## Document text
* Begin *
The Supreme Court has upheld the conviction of a descendant and namesake of the late president Emilio Aguinaldo for estafa in connection with the sale of a property in Tagaytay in 2000.

The Second Division denied Emilio Aguinaldo IV's petition assailing the 2016 Court of Appeals decision that affirmed, with modification, his conviction before a Makati court in 2013, according to an October 10 resolution released Friday.

Aguinaldo was accused of fraudulently representing that he had authority to sell a property in the estate of Emilio Aguinaldo and Maria Agoncillo to ACROL Holdings, Inc. on the basis of special powers of attorney.

ACROL bought the property for P1.75 million. However, Aguinaldo allegedly failed to repurchase it within the six months agreed upon and even after at least three extensions and an additional P300,000.

The company then proceeded to transfer the property title to its name, but learned that a complaint by a representative of the estate denied Aguinaldo's authority to deal for the property. It was also discovered that the title was fake.

In 2013, the Makati Regional Trial Court Branch 147 convicted Aguinaldo of estafa and ordered him to pay P2.05 million in damages.

This decision was upheld by the CA in 2015. Months later, ACROL said Aguinaldo had paid the amount and that it would no longer pursue the case. In August 2016, the CA affirmed its earlier decision but deleted the portion on award of damages and interests.
* End *
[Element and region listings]
* Begin *
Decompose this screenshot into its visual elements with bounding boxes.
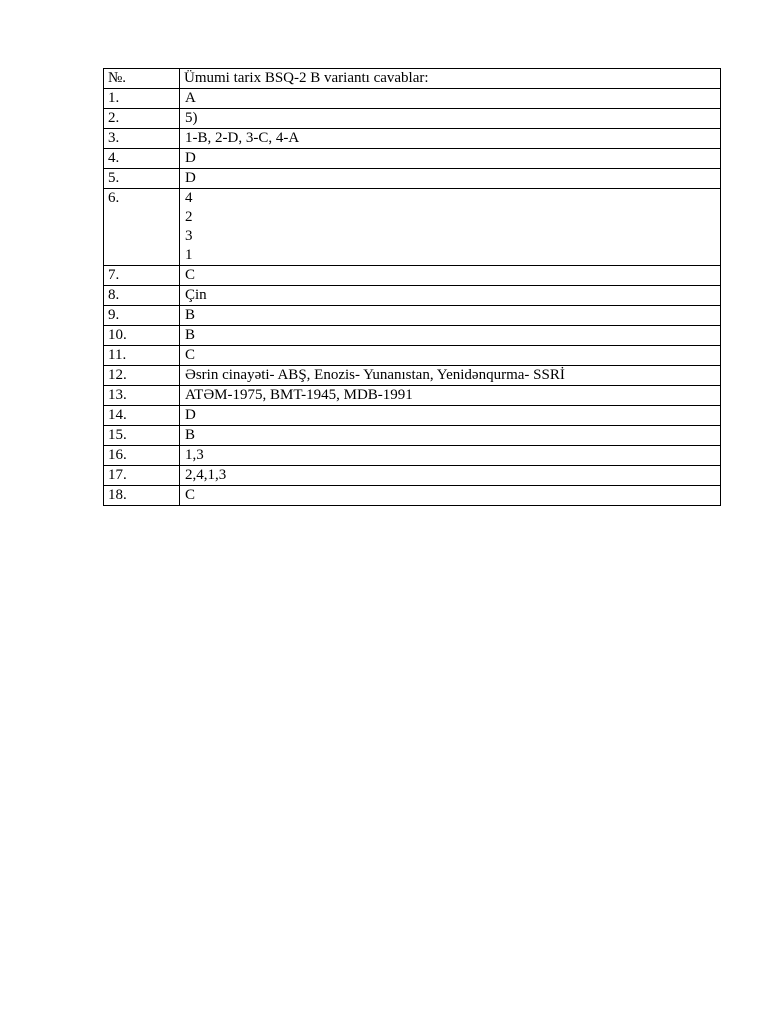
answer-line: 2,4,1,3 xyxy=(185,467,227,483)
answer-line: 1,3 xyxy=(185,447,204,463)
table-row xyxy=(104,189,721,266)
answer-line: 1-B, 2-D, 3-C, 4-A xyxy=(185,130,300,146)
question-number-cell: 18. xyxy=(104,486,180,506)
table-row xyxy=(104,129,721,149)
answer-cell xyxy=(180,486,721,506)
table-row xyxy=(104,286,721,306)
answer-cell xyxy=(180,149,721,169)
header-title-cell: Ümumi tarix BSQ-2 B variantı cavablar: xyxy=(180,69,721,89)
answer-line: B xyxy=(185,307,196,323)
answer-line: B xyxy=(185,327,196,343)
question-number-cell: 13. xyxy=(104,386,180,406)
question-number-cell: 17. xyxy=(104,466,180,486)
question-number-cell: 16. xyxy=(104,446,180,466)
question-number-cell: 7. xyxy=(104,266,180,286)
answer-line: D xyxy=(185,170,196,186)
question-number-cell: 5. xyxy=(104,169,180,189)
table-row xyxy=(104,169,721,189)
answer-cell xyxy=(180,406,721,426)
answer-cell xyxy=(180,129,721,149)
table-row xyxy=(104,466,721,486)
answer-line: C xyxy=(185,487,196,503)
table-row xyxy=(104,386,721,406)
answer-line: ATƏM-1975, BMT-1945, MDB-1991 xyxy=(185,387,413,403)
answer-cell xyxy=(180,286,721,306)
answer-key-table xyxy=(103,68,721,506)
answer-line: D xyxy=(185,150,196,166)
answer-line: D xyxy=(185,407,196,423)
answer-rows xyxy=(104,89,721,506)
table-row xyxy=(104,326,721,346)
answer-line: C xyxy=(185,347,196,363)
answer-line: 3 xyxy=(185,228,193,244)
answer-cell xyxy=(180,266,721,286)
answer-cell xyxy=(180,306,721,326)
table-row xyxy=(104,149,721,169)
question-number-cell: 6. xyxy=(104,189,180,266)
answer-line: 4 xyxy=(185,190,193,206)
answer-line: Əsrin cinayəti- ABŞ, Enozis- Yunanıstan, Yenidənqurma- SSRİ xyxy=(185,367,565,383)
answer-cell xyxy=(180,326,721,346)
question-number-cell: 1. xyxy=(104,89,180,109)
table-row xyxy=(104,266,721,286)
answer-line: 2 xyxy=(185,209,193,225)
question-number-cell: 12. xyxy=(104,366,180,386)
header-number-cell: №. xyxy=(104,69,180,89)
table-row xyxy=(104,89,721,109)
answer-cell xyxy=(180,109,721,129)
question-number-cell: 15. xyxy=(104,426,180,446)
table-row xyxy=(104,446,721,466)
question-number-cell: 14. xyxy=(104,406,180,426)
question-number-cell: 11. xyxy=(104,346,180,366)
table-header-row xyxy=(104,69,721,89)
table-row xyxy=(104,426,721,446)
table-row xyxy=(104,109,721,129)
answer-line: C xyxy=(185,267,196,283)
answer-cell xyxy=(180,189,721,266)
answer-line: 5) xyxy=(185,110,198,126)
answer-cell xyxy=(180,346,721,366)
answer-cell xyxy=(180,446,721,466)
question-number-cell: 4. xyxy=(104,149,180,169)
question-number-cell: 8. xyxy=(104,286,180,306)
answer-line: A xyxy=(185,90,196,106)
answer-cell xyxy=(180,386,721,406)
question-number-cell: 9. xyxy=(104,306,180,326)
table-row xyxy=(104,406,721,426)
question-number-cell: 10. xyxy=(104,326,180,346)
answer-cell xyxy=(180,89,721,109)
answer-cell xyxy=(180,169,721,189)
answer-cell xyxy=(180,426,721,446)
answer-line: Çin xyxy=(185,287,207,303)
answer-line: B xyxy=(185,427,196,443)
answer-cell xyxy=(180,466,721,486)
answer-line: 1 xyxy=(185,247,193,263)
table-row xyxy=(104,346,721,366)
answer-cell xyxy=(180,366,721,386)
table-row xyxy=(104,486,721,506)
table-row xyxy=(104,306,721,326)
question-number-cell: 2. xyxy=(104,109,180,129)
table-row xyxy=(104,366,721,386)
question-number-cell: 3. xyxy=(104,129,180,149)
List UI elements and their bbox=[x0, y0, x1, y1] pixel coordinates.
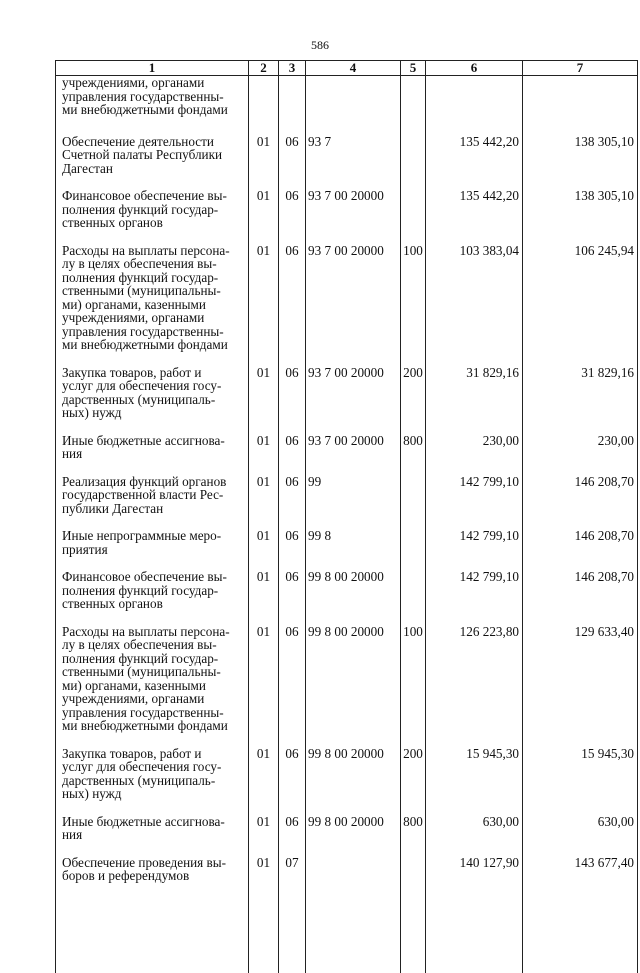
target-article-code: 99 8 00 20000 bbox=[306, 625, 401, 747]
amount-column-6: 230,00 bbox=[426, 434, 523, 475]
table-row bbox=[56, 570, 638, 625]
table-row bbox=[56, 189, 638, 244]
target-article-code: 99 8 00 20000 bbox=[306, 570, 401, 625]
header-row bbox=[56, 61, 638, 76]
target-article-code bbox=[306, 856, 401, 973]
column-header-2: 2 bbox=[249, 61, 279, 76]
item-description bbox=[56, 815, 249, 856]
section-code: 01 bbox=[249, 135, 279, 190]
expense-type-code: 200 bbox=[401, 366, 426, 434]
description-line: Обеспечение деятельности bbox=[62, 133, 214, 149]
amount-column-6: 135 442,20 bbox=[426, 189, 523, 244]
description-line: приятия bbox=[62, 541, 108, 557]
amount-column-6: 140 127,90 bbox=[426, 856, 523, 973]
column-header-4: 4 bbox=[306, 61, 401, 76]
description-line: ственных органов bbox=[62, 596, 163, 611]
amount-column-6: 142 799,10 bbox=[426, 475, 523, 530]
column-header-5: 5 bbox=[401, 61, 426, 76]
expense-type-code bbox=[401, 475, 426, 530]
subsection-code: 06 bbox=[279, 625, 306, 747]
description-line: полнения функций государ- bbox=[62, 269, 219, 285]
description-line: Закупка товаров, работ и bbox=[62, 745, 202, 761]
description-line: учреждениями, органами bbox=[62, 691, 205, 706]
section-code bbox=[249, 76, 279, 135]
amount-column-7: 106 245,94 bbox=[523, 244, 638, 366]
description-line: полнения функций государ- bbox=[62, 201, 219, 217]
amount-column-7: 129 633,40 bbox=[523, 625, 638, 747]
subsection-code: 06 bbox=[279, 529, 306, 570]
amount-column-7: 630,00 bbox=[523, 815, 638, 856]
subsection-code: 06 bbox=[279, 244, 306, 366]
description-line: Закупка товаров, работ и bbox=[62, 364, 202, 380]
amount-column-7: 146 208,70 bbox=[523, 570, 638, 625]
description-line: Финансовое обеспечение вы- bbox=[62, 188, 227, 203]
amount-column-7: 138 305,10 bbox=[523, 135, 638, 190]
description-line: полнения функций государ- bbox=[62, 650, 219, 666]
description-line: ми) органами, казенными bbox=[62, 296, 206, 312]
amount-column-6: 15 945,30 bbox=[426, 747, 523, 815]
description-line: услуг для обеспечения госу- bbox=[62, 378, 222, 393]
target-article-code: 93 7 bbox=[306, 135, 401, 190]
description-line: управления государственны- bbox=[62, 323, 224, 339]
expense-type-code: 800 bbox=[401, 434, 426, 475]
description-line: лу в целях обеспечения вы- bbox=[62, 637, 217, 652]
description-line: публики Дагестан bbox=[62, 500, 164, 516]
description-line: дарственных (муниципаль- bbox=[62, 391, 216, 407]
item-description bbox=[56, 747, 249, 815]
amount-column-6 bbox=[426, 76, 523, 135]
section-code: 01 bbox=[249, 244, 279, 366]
* End *
## Tasks to carry out
a) Revise the passage of the article that opens with the words containing "The Second Division" and closes with "an additional P300,000.", putting "five months" in place of "six months".
b) Please state whether each statement below agrees with the article, answering yes or no and quoting the deciding words: (i) ACROL bought the property for P2.05 million. (ii) A Makati court convicted Aguinaldo in 2013. (iii) The property title turned out to be fake.

## Task results
a)
The Second Division denied Emilio Aguinaldo IV's petition assailing the 2016 Court of Appeals decision that affirmed, with modification, his conviction before a Makati court in 2013, according to an October 10 resolution released Friday.

Aguinaldo was accused of fraudulently representing that he had authority to sell a property in the estate of Emilio Aguinaldo and Maria Agoncillo to ACROL Holdings, Inc. on the basis of special powers of attorney.

ACROL bought the property for P1.75 million. However, Aguinaldo allegedly failed to repurchase it within the five months agreed upon and even after at least three extensions and an additional P300,000.

b)
(i) No: "ACROL bought the property for P1.75 million."
(ii) Yes: "In 2013, the Makati Regional Trial Court Branch 147 convicted Aguinaldo of estafa"
(iii) Yes: "It was also discovered that the title was fake."